**WORK INSTRUCTIONS**
Every entry here needs to be repeated exactly.

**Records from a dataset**
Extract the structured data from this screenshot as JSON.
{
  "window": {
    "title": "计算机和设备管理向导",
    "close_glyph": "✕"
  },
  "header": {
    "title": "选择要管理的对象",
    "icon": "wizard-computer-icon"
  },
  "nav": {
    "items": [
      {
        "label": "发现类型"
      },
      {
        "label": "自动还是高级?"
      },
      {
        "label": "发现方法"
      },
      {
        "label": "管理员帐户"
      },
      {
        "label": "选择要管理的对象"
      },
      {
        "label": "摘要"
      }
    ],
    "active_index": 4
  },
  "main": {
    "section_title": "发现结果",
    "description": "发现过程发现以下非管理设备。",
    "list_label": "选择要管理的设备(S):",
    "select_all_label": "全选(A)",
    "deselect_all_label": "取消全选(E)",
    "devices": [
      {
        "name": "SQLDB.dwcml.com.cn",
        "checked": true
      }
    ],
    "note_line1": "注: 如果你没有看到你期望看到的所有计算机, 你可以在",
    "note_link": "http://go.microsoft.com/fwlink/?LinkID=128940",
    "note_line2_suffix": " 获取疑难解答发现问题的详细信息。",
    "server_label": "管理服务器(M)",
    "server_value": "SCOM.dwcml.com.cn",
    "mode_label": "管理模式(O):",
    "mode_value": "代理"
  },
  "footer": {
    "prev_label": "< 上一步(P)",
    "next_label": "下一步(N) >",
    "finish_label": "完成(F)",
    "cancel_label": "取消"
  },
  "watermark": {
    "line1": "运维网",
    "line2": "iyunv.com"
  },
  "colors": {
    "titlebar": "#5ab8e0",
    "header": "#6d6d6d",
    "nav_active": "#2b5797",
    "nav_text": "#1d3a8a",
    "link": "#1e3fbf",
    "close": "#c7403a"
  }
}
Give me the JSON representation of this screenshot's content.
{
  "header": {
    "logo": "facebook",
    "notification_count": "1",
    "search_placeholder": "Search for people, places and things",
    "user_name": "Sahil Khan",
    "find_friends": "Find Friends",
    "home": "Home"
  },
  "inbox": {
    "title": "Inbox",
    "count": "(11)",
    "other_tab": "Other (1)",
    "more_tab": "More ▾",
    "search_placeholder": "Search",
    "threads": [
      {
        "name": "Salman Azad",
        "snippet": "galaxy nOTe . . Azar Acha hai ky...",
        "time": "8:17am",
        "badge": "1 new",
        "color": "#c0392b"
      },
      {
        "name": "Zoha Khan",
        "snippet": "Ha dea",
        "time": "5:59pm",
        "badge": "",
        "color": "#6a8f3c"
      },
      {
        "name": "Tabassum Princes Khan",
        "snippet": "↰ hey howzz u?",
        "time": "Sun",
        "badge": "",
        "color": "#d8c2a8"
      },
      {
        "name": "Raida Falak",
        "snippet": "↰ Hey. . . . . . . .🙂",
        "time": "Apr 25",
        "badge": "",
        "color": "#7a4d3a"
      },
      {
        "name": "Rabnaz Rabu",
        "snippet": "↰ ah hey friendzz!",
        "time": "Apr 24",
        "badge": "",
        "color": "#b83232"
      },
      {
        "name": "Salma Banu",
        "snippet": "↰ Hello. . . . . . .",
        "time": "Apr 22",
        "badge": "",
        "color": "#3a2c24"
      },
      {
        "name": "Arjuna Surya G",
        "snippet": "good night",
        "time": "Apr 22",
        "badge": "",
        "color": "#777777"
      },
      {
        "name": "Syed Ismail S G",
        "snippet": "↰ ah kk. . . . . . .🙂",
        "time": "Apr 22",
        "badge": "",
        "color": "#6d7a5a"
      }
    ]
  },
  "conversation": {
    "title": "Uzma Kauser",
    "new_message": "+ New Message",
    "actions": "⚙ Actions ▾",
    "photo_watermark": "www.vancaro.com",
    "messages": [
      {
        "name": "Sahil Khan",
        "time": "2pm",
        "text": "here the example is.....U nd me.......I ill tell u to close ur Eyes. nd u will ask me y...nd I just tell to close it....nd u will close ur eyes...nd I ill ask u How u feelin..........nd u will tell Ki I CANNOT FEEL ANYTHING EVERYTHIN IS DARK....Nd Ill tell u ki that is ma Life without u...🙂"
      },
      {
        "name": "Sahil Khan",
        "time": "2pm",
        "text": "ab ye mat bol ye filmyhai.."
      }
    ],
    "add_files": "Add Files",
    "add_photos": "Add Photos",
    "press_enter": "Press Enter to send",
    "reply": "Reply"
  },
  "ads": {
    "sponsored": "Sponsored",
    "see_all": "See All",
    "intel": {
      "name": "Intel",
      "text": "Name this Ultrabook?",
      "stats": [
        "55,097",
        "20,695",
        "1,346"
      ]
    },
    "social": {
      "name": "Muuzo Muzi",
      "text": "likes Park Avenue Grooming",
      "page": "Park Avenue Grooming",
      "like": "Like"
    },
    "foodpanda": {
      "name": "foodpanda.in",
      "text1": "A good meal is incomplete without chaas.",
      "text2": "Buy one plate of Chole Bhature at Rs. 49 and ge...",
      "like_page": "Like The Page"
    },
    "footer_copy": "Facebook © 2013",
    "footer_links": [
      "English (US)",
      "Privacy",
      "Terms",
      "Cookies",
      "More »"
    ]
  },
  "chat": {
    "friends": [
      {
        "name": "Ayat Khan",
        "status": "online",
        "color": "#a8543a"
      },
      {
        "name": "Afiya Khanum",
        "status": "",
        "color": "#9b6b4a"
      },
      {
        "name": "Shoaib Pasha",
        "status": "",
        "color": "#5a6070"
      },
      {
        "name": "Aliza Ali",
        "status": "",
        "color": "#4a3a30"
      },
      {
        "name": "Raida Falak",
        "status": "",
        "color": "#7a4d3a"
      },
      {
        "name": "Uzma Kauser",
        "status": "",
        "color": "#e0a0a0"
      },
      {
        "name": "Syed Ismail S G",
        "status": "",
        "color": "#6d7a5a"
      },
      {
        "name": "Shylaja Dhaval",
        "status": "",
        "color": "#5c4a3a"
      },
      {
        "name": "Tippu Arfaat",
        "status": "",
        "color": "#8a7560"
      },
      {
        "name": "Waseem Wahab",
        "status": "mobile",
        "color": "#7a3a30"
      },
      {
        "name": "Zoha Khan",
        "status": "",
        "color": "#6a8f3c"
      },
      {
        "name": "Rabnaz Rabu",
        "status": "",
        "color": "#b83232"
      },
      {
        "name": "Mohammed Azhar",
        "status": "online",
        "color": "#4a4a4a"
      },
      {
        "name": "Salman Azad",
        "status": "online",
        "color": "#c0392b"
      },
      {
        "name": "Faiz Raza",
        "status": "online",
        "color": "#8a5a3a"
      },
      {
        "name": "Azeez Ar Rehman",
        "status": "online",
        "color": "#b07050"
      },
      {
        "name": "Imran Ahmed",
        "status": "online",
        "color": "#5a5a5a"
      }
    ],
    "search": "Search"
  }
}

**EXPECTED ANSWER**
Extract the structured data from this screenshot as JSON.
{
  "window": {
    "title": "计算机和设备管理向导",
    "close_glyph": "✕"
  },
  "header": {
    "title": "选择要管理的对象",
    "icon": "wizard-computer-icon"
  },
  "nav": {
    "items": [
      {
        "label": "发现类型"
      },
      {
        "label": "自动还是高级?"
      },
      {
        "label": "发现方法"
      },
      {
        "label": "管理员帐户"
      },
      {
        "label": "选择要管理的对象"
      },
      {
        "label": "摘要"
      }
    ],
    "active_index": 4
  },
  "main": {
    "section_title": "发现结果",
    "description": "发现过程发现以下非管理设备。",
    "list_label": "选择要管理的设备(S):",
    "select_all_label": "全选(A)",
    "deselect_all_label": "取消全选(E)",
    "devices": [
      {
        "name": "SQLDB.dwcml.com.cn",
        "checked": true
      }
    ],
    "note_line1": "注: 如果你没有看到你期望看到的所有计算机, 你可以在",
    "note_link": "http://go.microsoft.com/fwlink/?LinkID=128940",
    "note_line2_suffix": " 获取疑难解答发现问题的详细信息。",
    "server_label": "管理服务器(M)",
    "server_value": "SCOM.dwcml.com.cn",
    "mode_label": "管理模式(O):",
    "mode_value": "代理"
  },
  "footer": {
    "prev_label": "< 上一步(P)",
    "next_label": "下一步(N) >",
    "finish_label": "完成(F)",
    "cancel_label": "取消"
  },
  "watermark": {
    "line1": "运维网",
    "line2": "iyunv.com"
  },
  "colors": {
    "titlebar": "#5ab8e0",
    "header": "#6d6d6d",
    "nav_active": "#2b5797",
    "nav_text": "#1d3a8a",
    "link": "#1e3fbf",
    "close": "#c7403a"
  }
}
Give me the JSON representation of this screenshot's content.
{
  "header": {
    "logo": "facebook",
    "notification_count": "1",
    "search_placeholder": "Search for people, places and things",
    "user_name": "Sahil Khan",
    "find_friends": "Find Friends",
    "home": "Home"
  },
  "inbox": {
    "title": "Inbox",
    "count": "(11)",
    "other_tab": "Other (1)",
    "more_tab": "More ▾",
    "search_placeholder": "Search",
    "threads": [
      {
        "name": "Salman Azad",
        "snippet": "galaxy nOTe . . Azar Acha hai ky...",
        "time": "8:17am",
        "badge": "1 new",
        "color": "#c0392b"
      },
      {
        "name": "Zoha Khan",
        "snippet": "Ha dea",
        "time": "5:59pm",
        "badge": "",
        "color": "#6a8f3c"
      },
      {
        "name": "Tabassum Princes Khan",
        "snippet": "↰ hey howzz u?",
        "time": "Sun",
        "badge": "",
        "color": "#d8c2a8"
      },
      {
        "name": "Raida Falak",
        "snippet": "↰ Hey. . . . . . . .🙂",
        "time": "Apr 25",
        "badge": "",
        "color": "#7a4d3a"
      },
      {
        "name": "Rabnaz Rabu",
        "snippet": "↰ ah hey friendzz!",
        "time": "Apr 24",
        "badge": "",
        "color": "#b83232"
      },
      {
        "name": "Salma Banu",
        "snippet": "↰ Hello. . . . . . .",
        "time": "Apr 22",
        "badge": "",
        "color": "#3a2c24"
      },
      {
        "name": "Arjuna Surya G",
        "snippet": "good night",
        "time": "Apr 22",
        "badge": "",
        "color": "#777777"
      },
      {
        "name": "Syed Ismail S G",
        "snippet": "↰ ah kk. . . . . . .🙂",
        "time": "Apr 22",
        "badge": "",
        "color": "#6d7a5a"
      }
    ]
  },
  "conversation": {
    "title": "Uzma Kauser",
    "new_message": "+ New Message",
    "actions": "⚙ Actions ▾",
    "photo_watermark": "www.vancaro.com",
    "messages": [
      {
        "name": "Sahil Khan",
        "time": "2pm",
        "text": "here the example is.....U nd me.......I ill tell u to close ur Eyes. nd u will ask me y...nd I just tell to close it....nd u will close ur eyes...nd I ill ask u How u feelin..........nd u will tell Ki I CANNOT FEEL ANYTHING EVERYTHIN IS DARK....Nd Ill tell u ki that is ma Life without u...🙂"
      },
      {
        "name": "Sahil Khan",
        "time": "2pm",
        "text": "ab ye mat bol ye filmyhai.."
      }
    ],
    "add_files": "Add Files",
    "add_photos": "Add Photos",
    "press_enter": "Press Enter to send",
    "reply": "Reply"
  },
  "ads": {
    "sponsored": "Sponsored",
    "see_all": "See All",
    "intel": {
      "name": "Intel",
      "text": "Name this Ultrabook?",
      "stats": [
        "55,097",
        "20,695",
        "1,346"
      ]
    },
    "social": {
      "name": "Muuzo Muzi",
      "text": "likes Park Avenue Grooming",
      "page": "Park Avenue Grooming",
      "like": "Like"
    },
    "foodpanda": {
      "name": "foodpanda.in",
      "text1": "A good meal is incomplete without chaas.",
      "text2": "Buy one plate of Chole Bhature at Rs. 49 and ge...",
      "like_page": "Like The Page"
    },
    "footer_copy": "Facebook © 2013",
    "footer_links": [
      "English (US)",
      "Privacy",
      "Terms",
      "Cookies",
      "More »"
    ]
  },
  "chat": {
    "friends": [
      {
        "name": "Ayat Khan",
        "status": "online",
        "color": "#a8543a"
      },
      {
        "name": "Afiya Khanum",
        "status": "",
        "color": "#9b6b4a"
      },
      {
        "name": "Shoaib Pasha",
        "status": "",
        "color": "#5a6070"
      },
      {
        "name": "Aliza Ali",
        "status": "",
        "color": "#4a3a30"
      },
      {
        "name": "Raida Falak",
        "status": "",
        "color": "#7a4d3a"
      },
      {
        "name": "Uzma Kauser",
        "status": "",
        "color": "#e0a0a0"
      },
      {
        "name": "Syed Ismail S G",
        "status": "",
        "color": "#6d7a5a"
      },
      {
        "name": "Shylaja Dhaval",
        "status": "",
        "color": "#5c4a3a"
      },
      {
        "name": "Tippu Arfaat",
        "status": "",
        "color": "#8a7560"
      },
      {
        "name": "Waseem Wahab",
        "status": "mobile",
        "color": "#7a3a30"
      },
      {
        "name": "Zoha Khan",
        "status": "",
        "color": "#6a8f3c"
      },
      {
        "name": "Rabnaz Rabu",
        "status": "",
        "color": "#b83232"
      },
      {
        "name": "Mohammed Azhar",
        "status": "online",
        "color": "#4a4a4a"
      },
      {
        "name": "Salman Azad",
        "status": "online",
        "color": "#c0392b"
      },
      {
        "name": "Faiz Raza",
        "status": "online",
        "color": "#8a5a3a"
      },
      {
        "name": "Azeez Ar Rehman",
        "status": "online",
        "color": "#b07050"
      },
      {
        "name": "Imran Ahmed",
        "status": "online",
        "color": "#5a5a5a"
      }
    ],
    "search": "Search"
  }
}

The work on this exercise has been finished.